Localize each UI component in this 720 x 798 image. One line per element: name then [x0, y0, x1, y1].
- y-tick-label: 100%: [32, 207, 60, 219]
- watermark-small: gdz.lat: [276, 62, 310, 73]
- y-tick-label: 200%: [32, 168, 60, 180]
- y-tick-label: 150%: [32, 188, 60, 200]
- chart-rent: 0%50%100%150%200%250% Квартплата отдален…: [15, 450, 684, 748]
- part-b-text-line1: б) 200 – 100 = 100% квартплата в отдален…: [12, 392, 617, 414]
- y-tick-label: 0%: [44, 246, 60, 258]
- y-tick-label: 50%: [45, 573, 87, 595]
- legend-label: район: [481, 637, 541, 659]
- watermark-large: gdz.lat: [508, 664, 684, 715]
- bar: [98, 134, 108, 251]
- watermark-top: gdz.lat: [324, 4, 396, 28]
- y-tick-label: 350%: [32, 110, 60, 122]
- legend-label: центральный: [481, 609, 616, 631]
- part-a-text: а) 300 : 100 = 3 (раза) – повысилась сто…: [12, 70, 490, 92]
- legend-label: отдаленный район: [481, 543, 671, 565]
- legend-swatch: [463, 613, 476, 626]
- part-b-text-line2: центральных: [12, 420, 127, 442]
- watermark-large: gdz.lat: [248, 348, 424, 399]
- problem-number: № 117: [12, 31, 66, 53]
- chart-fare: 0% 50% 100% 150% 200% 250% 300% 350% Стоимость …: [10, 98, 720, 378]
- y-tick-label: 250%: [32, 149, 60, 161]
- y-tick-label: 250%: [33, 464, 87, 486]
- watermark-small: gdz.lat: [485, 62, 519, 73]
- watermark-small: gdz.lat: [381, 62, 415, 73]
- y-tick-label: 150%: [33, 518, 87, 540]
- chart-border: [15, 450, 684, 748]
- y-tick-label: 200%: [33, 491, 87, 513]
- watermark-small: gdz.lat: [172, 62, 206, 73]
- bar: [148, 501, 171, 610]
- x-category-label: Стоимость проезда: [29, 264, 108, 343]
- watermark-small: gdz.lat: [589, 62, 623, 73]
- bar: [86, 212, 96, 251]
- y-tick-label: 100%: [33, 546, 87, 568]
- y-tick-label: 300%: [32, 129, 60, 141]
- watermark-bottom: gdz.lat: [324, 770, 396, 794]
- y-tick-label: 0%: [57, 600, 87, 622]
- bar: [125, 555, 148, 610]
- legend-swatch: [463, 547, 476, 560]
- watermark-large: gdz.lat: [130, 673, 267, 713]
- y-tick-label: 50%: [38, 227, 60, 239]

> **SHORT EXERCISE**
Please reproduce the items above word for word, keeping every line as it stands.

> **THE ANSWER**
Localize each UI component in this 720 x 798 image. One line per element: name then [x0, y0, x1, y1].
- y-tick-label: 100%: [32, 207, 60, 219]
- watermark-small: gdz.lat: [276, 62, 310, 73]
- y-tick-label: 200%: [32, 168, 60, 180]
- y-tick-label: 150%: [32, 188, 60, 200]
- chart-rent: 0%50%100%150%200%250% Квартплата отдален…: [15, 450, 684, 748]
- part-b-text-line1: б) 200 – 100 = 100% квартплата в отдален…: [12, 392, 617, 414]
- y-tick-label: 0%: [44, 246, 60, 258]
- y-tick-label: 50%: [45, 573, 87, 595]
- legend-label: район: [481, 637, 541, 659]
- watermark-large: gdz.lat: [508, 664, 684, 715]
- bar: [98, 134, 108, 251]
- watermark-top: gdz.lat: [324, 4, 396, 28]
- y-tick-label: 350%: [32, 110, 60, 122]
- legend-label: центральный: [481, 609, 616, 631]
- part-a-text: а) 300 : 100 = 3 (раза) – повысилась сто…: [12, 70, 490, 92]
- legend-label: отдаленный район: [481, 543, 671, 565]
- legend-swatch: [463, 613, 476, 626]
- part-b-text-line2: центральных: [12, 420, 127, 442]
- watermark-large: gdz.lat: [248, 348, 424, 399]
- problem-number: № 117: [12, 31, 66, 53]
- chart-fare: 0% 50% 100% 150% 200% 250% 300% 350% Стоимость …: [10, 98, 720, 378]
- y-tick-label: 250%: [32, 149, 60, 161]
- y-tick-label: 250%: [33, 464, 87, 486]
- watermark-small: gdz.lat: [485, 62, 519, 73]
- watermark-small: gdz.lat: [381, 62, 415, 73]
- y-tick-label: 150%: [33, 518, 87, 540]
- chart-border: [15, 450, 684, 748]
- y-tick-label: 200%: [33, 491, 87, 513]
- watermark-small: gdz.lat: [172, 62, 206, 73]
- bar: [148, 501, 171, 610]
- x-category-label: Стоимость проезда: [29, 264, 108, 343]
- watermark-small: gdz.lat: [589, 62, 623, 73]
- bar: [86, 212, 96, 251]
- y-tick-label: 100%: [33, 546, 87, 568]
- y-tick-label: 300%: [32, 129, 60, 141]
- watermark-bottom: gdz.lat: [324, 770, 396, 794]
- y-tick-label: 0%: [57, 600, 87, 622]
- bar: [125, 555, 148, 610]
- legend-swatch: [463, 547, 476, 560]
- watermark-large: gdz.lat: [130, 673, 267, 713]
- y-tick-label: 50%: [38, 227, 60, 239]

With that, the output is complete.